▸ **QUOTED TEXT**:
Free Trade is the Way to Achieve Japan's National Food Security

YAMASHITA Kazuhito
Senior Fellow, RIETI

Agriculture always seems to be a sticking point whenever Japan attempts to forge ahead with trade liberalization, be it through multilateral trade talks at the World Trade Organization (WTO) or the Asia-Pacific Economic Cooperation (APEC) forum, or in the course of bilateral negotiations toward concluding economic partnership agreements (EPAs).

In the past, the Japanese government led by the Liberal Democratic Party (LDP) strongly resisted calls for the liberalization of agricultural trade, as evidenced by the bilateral beef and orange talks with the United States and the Uruguay Round negotiations under the General Agreement on Tariffs and Trade (GATT), because it wanted to protect the interests of its highly valued farming industry. In this regard, the government stance remains unchanged under the rule of the Democratic Party of Japan (DPJ).

The DPJ had pledged to promote the "conclusion" of a Japan-U.S. EPA in its draft manifesto. This, however, provoked strong protests from agricultural cooperatives, which said that such a move would be destructive to the nation's agriculture. Thus, in its manifesto for the general election in 2009, the DPJ rephrased its campaign pledges by stating that it would "promote negotiations" toward concluding a Japan-U.S. EPA but in such a way that would "not include any measure detrimental to the development of Japan's agricultural industry and its farming villages." None of Japan's agricultural industry leaders would welcome the conclusion of the WTO Doha Round and EPAs with the U.S. and Australia. Despite being a trade-oriented country, Japan has been unable to play a constructive role in negotiations at the WTO or for EPAs because of this problem of agriculture.

Decline of Japan's agriculture

Unfortunately there seems to be no stopping the decline of Japan's agriculture.

▸ **DATA EXCERPTS**:
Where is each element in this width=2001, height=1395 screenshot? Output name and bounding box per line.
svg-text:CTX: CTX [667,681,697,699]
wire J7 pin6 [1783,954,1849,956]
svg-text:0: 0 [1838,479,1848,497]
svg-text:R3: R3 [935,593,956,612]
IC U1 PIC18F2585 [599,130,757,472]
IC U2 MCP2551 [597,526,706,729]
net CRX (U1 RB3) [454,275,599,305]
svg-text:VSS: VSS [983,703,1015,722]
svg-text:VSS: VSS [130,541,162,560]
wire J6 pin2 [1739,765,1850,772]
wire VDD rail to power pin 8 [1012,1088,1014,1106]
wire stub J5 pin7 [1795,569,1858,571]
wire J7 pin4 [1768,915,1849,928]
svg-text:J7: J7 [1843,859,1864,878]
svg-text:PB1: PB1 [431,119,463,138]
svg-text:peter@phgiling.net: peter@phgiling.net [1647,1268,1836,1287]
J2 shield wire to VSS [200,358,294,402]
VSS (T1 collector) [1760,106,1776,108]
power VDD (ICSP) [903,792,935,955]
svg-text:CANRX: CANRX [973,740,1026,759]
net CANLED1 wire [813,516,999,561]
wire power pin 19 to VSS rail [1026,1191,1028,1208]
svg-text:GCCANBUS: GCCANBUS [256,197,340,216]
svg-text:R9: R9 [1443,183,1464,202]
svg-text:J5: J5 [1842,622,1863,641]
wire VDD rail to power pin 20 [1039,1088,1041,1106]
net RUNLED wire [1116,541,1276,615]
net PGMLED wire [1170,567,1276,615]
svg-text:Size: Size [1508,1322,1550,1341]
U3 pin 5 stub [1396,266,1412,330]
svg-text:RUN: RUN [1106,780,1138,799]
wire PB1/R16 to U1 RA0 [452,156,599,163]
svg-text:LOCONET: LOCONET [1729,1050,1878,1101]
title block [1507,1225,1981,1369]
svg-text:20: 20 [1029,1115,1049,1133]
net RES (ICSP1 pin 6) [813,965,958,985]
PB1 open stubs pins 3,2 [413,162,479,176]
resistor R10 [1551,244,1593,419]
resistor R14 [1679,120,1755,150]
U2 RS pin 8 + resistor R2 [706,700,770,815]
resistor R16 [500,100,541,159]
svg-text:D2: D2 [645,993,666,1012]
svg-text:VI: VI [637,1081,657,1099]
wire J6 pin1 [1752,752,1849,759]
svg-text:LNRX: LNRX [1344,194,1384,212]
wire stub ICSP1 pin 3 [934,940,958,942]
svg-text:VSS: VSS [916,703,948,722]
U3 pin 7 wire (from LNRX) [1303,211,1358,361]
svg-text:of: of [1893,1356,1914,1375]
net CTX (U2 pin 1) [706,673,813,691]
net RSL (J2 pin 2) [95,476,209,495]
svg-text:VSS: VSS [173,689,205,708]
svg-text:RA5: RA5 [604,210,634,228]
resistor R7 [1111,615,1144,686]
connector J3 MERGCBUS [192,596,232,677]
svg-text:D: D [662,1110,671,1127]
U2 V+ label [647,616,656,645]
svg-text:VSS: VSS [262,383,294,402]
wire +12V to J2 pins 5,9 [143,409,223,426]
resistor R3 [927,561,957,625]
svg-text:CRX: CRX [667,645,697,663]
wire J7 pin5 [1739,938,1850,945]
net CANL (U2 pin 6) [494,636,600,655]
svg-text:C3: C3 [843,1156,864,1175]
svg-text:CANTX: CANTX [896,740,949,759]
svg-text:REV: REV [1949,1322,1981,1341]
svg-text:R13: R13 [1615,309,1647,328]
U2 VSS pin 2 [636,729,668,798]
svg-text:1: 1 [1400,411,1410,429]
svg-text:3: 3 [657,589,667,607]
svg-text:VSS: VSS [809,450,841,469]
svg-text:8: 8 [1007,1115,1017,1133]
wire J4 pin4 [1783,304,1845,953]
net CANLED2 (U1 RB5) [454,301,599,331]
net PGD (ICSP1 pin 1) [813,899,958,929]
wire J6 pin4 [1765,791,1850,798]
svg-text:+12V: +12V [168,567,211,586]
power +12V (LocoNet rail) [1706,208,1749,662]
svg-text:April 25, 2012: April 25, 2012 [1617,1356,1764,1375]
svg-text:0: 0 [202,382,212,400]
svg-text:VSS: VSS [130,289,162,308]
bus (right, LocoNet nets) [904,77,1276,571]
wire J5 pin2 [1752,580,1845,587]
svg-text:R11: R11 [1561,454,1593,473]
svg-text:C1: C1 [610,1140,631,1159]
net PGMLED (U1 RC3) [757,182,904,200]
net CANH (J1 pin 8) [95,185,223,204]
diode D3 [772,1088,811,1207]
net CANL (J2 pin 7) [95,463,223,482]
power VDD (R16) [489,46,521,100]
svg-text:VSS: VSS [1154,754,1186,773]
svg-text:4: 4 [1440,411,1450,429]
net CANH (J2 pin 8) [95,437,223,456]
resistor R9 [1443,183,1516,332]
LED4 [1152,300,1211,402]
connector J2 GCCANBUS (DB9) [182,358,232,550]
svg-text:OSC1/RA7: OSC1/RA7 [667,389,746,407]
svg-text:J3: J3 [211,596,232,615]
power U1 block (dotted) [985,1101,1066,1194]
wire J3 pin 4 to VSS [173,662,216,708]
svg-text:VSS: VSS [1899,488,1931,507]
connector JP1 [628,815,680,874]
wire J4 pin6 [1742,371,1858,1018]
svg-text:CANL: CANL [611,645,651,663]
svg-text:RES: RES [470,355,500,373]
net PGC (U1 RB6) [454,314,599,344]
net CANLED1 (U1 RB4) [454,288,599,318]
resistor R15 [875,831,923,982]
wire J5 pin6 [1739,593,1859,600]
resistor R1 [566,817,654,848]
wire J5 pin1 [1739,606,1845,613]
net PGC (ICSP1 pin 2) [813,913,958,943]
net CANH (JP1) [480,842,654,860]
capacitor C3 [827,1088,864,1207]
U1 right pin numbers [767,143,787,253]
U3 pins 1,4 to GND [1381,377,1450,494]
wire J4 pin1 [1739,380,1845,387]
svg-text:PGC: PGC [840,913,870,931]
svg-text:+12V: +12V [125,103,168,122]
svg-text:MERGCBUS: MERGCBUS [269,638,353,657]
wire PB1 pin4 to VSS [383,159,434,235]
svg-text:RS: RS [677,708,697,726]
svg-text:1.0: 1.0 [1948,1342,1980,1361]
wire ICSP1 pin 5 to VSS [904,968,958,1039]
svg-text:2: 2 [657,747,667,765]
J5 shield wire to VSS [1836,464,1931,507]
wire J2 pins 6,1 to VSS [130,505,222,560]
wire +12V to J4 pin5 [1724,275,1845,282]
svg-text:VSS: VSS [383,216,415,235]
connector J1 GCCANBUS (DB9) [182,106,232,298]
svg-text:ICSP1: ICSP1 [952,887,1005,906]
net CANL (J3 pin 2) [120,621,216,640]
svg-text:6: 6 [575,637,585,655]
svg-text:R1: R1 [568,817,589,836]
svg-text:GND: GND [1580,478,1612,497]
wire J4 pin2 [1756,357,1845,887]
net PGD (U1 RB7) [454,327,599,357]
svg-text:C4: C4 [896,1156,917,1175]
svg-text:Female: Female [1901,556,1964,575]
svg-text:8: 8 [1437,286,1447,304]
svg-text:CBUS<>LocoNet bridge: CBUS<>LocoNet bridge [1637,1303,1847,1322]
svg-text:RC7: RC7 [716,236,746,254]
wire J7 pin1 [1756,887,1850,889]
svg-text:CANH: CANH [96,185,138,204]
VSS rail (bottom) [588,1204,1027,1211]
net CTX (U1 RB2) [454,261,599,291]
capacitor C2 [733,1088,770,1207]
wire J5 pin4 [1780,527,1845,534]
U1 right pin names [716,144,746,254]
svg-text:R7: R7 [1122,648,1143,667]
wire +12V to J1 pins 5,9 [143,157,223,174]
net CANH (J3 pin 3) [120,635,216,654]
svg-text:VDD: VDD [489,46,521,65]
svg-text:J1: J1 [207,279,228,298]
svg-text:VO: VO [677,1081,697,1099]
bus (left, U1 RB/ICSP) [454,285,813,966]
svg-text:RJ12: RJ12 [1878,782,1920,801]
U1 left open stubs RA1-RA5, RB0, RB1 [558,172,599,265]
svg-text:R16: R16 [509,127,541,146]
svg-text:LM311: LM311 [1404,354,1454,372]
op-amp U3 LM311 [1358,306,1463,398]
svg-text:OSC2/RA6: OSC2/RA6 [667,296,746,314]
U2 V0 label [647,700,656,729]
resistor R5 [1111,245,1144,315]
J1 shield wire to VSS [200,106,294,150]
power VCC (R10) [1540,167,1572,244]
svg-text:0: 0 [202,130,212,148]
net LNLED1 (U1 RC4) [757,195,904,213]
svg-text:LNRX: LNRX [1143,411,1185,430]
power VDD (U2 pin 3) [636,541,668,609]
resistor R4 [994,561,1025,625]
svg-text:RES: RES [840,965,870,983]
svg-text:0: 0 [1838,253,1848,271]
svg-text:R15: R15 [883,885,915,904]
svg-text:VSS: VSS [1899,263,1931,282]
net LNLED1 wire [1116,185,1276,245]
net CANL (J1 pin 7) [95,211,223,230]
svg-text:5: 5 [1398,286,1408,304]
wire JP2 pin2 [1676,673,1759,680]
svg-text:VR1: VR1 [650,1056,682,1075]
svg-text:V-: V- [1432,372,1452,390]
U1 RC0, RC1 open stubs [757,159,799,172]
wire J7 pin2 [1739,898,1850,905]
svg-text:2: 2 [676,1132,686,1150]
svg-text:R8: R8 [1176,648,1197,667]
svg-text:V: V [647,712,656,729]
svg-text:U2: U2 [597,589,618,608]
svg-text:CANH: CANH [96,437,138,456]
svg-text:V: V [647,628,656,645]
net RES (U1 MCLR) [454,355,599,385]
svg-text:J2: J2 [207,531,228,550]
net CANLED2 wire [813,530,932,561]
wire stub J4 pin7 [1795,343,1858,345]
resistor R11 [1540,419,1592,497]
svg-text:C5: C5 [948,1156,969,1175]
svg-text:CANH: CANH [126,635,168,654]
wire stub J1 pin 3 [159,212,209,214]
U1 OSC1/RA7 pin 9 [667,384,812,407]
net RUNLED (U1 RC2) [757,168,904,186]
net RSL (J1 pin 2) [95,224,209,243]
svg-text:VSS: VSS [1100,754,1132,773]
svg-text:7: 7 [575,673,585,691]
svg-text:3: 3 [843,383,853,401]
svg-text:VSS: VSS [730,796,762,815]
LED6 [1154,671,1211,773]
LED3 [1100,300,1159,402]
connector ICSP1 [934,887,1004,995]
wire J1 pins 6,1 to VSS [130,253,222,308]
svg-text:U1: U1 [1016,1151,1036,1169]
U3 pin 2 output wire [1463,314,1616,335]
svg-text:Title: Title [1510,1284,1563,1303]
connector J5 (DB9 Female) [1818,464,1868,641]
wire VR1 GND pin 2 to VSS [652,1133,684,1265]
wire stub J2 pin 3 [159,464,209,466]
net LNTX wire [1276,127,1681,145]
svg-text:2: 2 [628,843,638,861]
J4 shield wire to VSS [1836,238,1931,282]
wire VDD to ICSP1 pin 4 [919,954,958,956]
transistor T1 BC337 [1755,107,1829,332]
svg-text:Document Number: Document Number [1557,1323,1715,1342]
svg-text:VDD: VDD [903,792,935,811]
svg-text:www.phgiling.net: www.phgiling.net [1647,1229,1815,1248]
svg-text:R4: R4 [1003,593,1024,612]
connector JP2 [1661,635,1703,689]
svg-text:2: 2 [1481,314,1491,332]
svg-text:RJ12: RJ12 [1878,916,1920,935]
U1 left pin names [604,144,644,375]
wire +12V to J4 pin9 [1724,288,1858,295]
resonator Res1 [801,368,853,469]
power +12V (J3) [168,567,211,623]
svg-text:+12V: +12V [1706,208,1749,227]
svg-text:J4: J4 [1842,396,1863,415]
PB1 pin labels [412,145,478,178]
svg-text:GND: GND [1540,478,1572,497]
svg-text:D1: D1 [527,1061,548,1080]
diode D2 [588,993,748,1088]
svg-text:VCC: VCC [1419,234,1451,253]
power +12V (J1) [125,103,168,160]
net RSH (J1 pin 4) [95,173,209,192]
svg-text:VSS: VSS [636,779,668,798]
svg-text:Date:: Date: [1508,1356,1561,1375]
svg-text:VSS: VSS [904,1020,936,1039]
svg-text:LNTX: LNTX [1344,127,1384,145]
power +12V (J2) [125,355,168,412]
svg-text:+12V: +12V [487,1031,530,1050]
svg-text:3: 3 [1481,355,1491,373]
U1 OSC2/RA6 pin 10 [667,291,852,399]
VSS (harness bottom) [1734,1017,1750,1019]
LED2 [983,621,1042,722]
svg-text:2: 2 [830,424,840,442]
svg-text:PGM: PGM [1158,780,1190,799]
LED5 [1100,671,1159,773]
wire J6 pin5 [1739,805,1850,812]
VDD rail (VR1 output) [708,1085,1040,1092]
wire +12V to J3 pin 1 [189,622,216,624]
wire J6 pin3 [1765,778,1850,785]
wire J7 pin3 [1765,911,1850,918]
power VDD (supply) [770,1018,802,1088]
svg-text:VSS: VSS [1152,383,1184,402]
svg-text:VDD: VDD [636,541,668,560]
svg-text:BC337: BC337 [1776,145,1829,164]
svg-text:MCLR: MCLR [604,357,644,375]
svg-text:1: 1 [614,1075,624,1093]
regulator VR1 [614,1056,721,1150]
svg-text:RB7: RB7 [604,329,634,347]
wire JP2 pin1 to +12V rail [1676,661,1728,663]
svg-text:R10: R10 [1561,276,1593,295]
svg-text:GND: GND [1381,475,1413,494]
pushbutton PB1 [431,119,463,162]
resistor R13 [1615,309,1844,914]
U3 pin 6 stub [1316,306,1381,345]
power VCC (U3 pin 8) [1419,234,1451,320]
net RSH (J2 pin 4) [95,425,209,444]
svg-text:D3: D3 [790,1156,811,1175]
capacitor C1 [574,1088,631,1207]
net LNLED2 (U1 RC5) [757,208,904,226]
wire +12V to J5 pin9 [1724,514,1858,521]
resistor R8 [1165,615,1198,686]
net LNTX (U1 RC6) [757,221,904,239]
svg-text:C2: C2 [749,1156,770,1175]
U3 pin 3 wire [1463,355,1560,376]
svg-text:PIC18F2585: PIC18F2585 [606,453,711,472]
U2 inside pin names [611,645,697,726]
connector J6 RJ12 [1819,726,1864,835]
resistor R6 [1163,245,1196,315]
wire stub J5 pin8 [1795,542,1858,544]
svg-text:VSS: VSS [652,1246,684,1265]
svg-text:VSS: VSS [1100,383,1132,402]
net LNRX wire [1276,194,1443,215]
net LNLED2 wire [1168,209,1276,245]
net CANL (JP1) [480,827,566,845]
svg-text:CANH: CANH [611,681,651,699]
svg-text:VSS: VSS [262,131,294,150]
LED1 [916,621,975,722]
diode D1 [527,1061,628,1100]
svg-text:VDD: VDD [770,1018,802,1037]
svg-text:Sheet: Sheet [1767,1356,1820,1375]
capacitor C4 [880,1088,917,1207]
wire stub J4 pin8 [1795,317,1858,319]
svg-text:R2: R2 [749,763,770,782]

▸ **PROBLEMS TO SOLVE**:
A. In the food security essay, repeat the passage from "In the past, the" to "of Japan (DPJ).", changing "strongly resisted" to "firmly opposed".
B. Turn the paragraph of the food security essay that begins "The DPJ had pledged" into a bulleted list that keeps its main facts.

▸ **ANSWER SET**:
A.
In the past, the Japanese government led by the Liberal Democratic Party (LDP) firmly opposed calls for the liberalization of agricultural trade, as evidenced by the bilateral beef and orange talks with the United States and the Uruguay Round negotiations under the General Agreement on Tariffs and Trade (GATT), because it wanted to protect the interests of its highly valued farming industry. In this regard, the government stance remains unchanged under the rule of the Democratic Party of Japan (DPJ).

B.
- The DPJ's draft manifesto pledged to promote the "conclusion" of a Japan-U.S. EPA.
- Agricultural cooperatives protested strongly and said such a move would be destructive to the nation's agriculture.
- In its manifesto for the 2009 general election, the DPJ instead pledged to "promote negotiations" toward a Japan-U.S. EPA. It said these negotiations would "not include any measure detrimental to the development of Japan's agricultural industry and its farming villages."
- None of Japan's agricultural industry leaders would welcome the conclusion of the WTO Doha Round or of EPAs with the U.S. and Australia.
- Because of this problem of agriculture, Japan, though trade-oriented, has been unable to play a constructive role in WTO or EPA negotiations.